What is required
For each line that holds "sanitaria", copy the line out.
** START Listed entries **
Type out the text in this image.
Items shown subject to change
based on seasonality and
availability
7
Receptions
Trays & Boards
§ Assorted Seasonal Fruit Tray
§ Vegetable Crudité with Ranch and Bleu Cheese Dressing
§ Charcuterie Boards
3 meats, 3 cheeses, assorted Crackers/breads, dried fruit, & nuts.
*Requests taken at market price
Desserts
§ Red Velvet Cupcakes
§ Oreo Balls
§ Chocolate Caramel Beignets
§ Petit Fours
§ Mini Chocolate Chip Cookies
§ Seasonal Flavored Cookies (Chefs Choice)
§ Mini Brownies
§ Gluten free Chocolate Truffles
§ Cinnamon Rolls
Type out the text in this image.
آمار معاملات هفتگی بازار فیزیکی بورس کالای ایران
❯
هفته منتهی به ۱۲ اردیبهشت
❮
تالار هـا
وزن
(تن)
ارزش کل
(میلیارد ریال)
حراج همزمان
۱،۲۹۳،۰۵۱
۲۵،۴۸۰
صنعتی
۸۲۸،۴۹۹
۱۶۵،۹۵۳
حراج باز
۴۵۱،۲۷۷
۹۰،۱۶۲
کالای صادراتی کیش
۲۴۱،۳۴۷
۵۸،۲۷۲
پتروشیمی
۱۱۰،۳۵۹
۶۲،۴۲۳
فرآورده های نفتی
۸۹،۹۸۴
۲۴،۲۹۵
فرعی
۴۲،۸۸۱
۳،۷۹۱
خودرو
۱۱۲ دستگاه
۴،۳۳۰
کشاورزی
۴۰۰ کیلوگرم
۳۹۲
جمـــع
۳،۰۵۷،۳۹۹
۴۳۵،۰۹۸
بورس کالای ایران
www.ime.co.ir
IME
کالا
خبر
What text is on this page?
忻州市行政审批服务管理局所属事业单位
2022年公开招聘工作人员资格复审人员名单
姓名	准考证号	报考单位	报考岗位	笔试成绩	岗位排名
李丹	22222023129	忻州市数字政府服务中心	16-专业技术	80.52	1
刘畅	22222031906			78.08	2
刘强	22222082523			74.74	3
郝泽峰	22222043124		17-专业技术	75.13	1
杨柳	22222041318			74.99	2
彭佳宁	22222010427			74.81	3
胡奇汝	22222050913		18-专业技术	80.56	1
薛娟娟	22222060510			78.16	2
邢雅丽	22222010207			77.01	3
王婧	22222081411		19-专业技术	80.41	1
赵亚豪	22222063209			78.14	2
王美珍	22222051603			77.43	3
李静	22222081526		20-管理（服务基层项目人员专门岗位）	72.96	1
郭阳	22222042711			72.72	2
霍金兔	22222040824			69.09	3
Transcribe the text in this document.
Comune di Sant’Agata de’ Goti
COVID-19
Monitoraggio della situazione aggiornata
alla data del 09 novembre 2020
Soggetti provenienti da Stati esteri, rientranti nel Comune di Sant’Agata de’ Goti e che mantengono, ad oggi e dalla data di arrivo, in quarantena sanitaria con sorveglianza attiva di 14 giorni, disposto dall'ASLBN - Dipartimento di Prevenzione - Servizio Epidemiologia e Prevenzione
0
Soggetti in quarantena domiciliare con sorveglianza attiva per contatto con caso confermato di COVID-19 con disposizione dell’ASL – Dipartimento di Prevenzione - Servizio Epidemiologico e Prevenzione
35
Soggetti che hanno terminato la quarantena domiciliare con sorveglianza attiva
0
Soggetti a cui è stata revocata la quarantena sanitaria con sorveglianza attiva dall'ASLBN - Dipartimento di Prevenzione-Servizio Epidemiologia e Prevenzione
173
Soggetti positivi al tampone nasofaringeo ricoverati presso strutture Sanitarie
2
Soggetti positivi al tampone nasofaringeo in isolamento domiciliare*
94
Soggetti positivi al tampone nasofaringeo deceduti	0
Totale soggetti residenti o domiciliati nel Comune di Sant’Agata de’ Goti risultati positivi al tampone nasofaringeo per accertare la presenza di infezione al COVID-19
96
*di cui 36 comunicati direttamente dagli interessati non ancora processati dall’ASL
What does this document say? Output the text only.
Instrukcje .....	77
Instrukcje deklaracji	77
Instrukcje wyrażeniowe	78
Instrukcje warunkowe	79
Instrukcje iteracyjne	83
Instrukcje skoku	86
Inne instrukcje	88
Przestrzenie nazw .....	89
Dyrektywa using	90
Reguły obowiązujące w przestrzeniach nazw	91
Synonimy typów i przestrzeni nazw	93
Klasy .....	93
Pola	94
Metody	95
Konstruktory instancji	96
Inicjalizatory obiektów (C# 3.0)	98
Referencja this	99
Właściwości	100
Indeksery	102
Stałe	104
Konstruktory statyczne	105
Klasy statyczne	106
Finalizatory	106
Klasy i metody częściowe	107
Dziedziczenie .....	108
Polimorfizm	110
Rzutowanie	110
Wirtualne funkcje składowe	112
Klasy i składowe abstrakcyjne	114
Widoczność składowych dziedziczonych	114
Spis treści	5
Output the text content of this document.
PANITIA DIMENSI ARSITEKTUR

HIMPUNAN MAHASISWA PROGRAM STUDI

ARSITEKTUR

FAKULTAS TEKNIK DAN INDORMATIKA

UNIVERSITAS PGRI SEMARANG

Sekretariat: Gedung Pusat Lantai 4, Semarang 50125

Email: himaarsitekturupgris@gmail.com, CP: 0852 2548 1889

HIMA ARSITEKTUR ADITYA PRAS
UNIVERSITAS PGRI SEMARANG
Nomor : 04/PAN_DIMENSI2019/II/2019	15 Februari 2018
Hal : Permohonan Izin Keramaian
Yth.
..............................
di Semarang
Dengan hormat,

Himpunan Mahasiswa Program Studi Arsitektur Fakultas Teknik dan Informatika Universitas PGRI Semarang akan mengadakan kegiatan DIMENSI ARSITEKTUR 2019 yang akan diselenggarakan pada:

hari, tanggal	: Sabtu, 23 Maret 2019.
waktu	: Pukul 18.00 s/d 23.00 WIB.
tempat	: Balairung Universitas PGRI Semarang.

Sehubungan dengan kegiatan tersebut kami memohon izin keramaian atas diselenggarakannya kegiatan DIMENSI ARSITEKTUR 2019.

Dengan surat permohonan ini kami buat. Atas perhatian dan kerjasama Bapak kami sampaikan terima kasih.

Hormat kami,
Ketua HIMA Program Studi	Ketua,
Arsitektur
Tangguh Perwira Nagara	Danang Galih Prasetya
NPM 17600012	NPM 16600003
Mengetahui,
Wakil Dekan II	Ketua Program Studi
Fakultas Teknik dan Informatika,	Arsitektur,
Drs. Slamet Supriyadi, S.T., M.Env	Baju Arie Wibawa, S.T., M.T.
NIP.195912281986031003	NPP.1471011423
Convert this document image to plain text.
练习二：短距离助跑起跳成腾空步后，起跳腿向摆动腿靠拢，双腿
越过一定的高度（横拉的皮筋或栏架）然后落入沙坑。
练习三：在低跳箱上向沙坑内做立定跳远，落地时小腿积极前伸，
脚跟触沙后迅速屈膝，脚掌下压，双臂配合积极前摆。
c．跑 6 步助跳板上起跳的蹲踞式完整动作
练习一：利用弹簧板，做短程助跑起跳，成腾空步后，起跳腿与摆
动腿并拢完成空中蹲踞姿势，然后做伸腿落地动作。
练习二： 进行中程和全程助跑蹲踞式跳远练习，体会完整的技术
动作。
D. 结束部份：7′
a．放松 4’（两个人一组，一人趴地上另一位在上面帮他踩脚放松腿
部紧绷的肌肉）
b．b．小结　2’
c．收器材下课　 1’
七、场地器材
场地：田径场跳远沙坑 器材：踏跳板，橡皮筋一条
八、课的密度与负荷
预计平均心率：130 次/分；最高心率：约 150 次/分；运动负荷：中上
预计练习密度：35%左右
** END Listed entries **
Reply
Soggetti provenienti da Stati esteri, rientranti nel Comune di Sant’Agata de’ Goti e che mantengono, ad oggi e dalla data di arrivo, in quarantena sanitaria con sorveglianza attiva di 14 giorni, disposto dall'ASLBN - Dipartimento di Prevenzione - Servizio Epidemiologia e Prevenzione
Soggetti a cui è stata revocata la quarantena sanitaria con sorveglianza attiva dall'ASLBN - Dipartimento di Prevenzione-Servizio Epidemiologia e Prevenzione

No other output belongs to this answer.